THE DATA >>
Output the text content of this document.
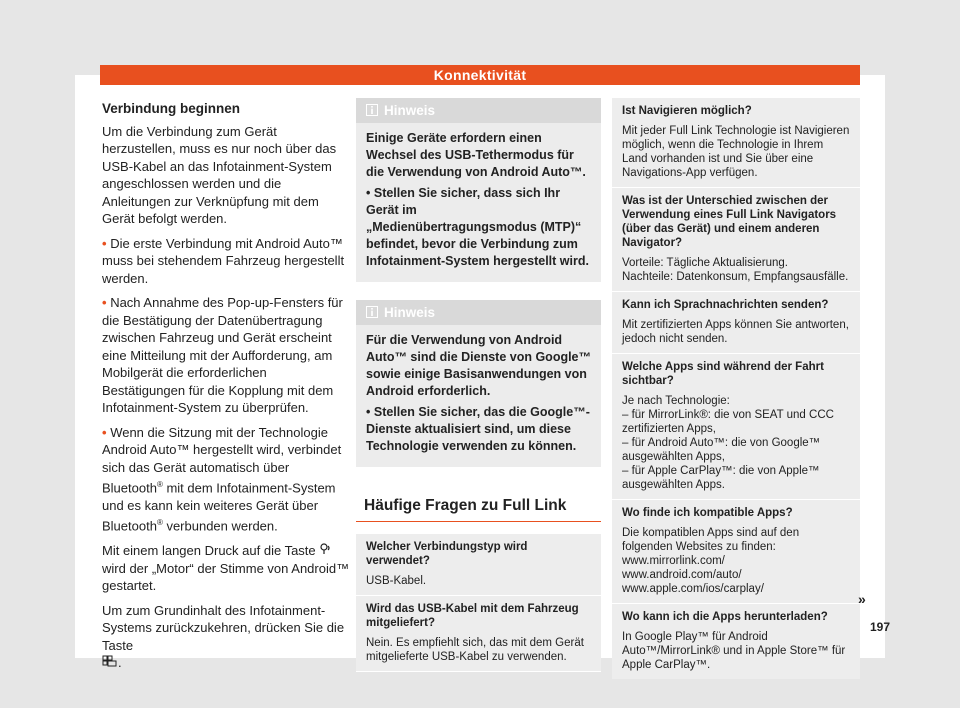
Konnektivität
Verbindung beginnen

Um die Verbindung zum Gerät herzustellen, muss es nur noch über das USB-Kabel an das Infotainment-System angeschlossen werden und die Anleitungen zur Verknüpfung mit dem Gerät befolgt werden.

• Die erste Verbindung mit Android Auto™ muss bei stehendem Fahrzeug hergestellt werden.

• Nach Annahme des Pop-up-Fensters für die Bestätigung der Datenübertragung zwischen Fahrzeug und Gerät erscheint eine Mitteilung mit der Aufforderung, am Mobilgerät die erforderlichen Bestätigungen für die Kopplung mit dem Infotainment-System zu überprüfen.

• Wenn die Sitzung mit der Technologie Android Auto™ hergestellt wird, verbindet sich das Gerät automatisch über Bluetooth® mit dem Infotainment-System und es kann kein weiteres Gerät über Bluetooth® verbunden werden.

Mit einem langen Druck auf die Taste  wird der „Motor“ der Stimme von Android™ gestartet.

Um zum Grundinhalt des Infotainment-Systems zurückzukehren, drücken Sie die Taste
.

Hinweis

Einige Geräte erfordern einen Wechsel des USB-Tethermodus für die Verwendung von Android Auto™.

• Stellen Sie sicher, dass sich Ihr Gerät im „Medienübertragungsmodus (MTP)“ befindet, bevor die Verbindung zum Infotainment-System hergestellt wird.

Hinweis

Für die Verwendung von Android Auto™ sind die Dienste von Google™ sowie einige Basisanwendungen von Android erforderlich.

• Stellen Sie sicher, das die Google™-Dienste aktualisiert sind, um diese Technologie verwenden zu können.

Häufige Fragen zu Full Link
Welcher Verbindungstyp wird verwendet?
USB-Kabel.
Wird das USB-Kabel mit dem Fahrzeug mitgeliefert?
Nein. Es empfiehlt sich, das mit dem Gerät mitgelieferte USB-Kabel zu verwenden.
Ist Navigieren möglich?
Mit jeder Full Link Technologie ist Navigieren möglich, wenn die Technologie in Ihrem Land vorhanden ist und Sie über eine Navigations-App verfügen.
Was ist der Unterschied zwischen der Verwendung eines Full Link Navigators (über das Gerät) und einem anderen Navigator?
Vorteile: Tägliche Aktualisierung.
Nachteile: Datenkonsum, Empfangsausfälle.
Kann ich Sprachnachrichten senden?
Mit zertifizierten Apps können Sie antworten, jedoch nicht senden.
Welche Apps sind während der Fahrt sichtbar?
Je nach Technologie:
– für MirrorLink®: die von SEAT und CCC zertifizierten Apps,
– für Android Auto™: die von Google™ ausgewählten Apps,
– für Apple CarPlay™: die von Apple™ ausgewählten Apps.
Wo finde ich kompatible Apps?
Die kompatiblen Apps sind auf den folgenden Websites zu finden:
www.mirrorlink.com/
www.android.com/auto/
www.apple.com/ios/carplay/
Wo kann ich die Apps herunterladen?
In Google Play™ für Android Auto™/MirrorLink® und in Apple Store™ für Apple CarPlay™.
»
197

YOUR TASK >> Repeat the listing verbatim. Skip the pictures.

RESPONSE TO THE TASK >>
Output the text content of this document.
Konnektivität
Verbindung beginnen

Um die Verbindung zum Gerät herzustellen, muss es nur noch über das USB-Kabel an das Infotainment-System angeschlossen werden und die Anleitungen zur Verknüpfung mit dem Gerät befolgt werden.

• Die erste Verbindung mit Android Auto™ muss bei stehendem Fahrzeug hergestellt werden.

• Nach Annahme des Pop-up-Fensters für die Bestätigung der Datenübertragung zwischen Fahrzeug und Gerät erscheint eine Mitteilung mit der Aufforderung, am Mobilgerät die erforderlichen Bestätigungen für die Kopplung mit dem Infotainment-System zu überprüfen.

• Wenn die Sitzung mit der Technologie Android Auto™ hergestellt wird, verbindet sich das Gerät automatisch über Bluetooth® mit dem Infotainment-System und es kann kein weiteres Gerät über Bluetooth® verbunden werden.

Mit einem langen Druck auf die Taste  wird der „Motor“ der Stimme von Android™ gestartet.

Um zum Grundinhalt des Infotainment-Systems zurückzukehren, drücken Sie die Taste
.

Hinweis

Einige Geräte erfordern einen Wechsel des USB-Tethermodus für die Verwendung von Android Auto™.

• Stellen Sie sicher, dass sich Ihr Gerät im „Medienübertragungsmodus (MTP)“ befindet, bevor die Verbindung zum Infotainment-System hergestellt wird.

Hinweis

Für die Verwendung von Android Auto™ sind die Dienste von Google™ sowie einige Basisanwendungen von Android erforderlich.

• Stellen Sie sicher, das die Google™-Dienste aktualisiert sind, um diese Technologie verwenden zu können.

Häufige Fragen zu Full Link
Welcher Verbindungstyp wird verwendet?
USB-Kabel.
Wird das USB-Kabel mit dem Fahrzeug mitgeliefert?
Nein. Es empfiehlt sich, das mit dem Gerät mitgelieferte USB-Kabel zu verwenden.
Ist Navigieren möglich?
Mit jeder Full Link Technologie ist Navigieren möglich, wenn die Technologie in Ihrem Land vorhanden ist und Sie über eine Navigations-App verfügen.
Was ist der Unterschied zwischen der Verwendung eines Full Link Navigators (über das Gerät) und einem anderen Navigator?
Vorteile: Tägliche Aktualisierung.
Nachteile: Datenkonsum, Empfangsausfälle.
Kann ich Sprachnachrichten senden?
Mit zertifizierten Apps können Sie antworten, jedoch nicht senden.
Welche Apps sind während der Fahrt sichtbar?
Je nach Technologie:
– für MirrorLink®: die von SEAT und CCC zertifizierten Apps,
– für Android Auto™: die von Google™ ausgewählten Apps,
– für Apple CarPlay™: die von Apple™ ausgewählten Apps.
Wo finde ich kompatible Apps?
Die kompatiblen Apps sind auf den folgenden Websites zu finden:
www.mirrorlink.com/
www.android.com/auto/
www.apple.com/ios/carplay/
Wo kann ich die Apps herunterladen?
In Google Play™ für Android Auto™/MirrorLink® und in Apple Store™ für Apple CarPlay™.
»
197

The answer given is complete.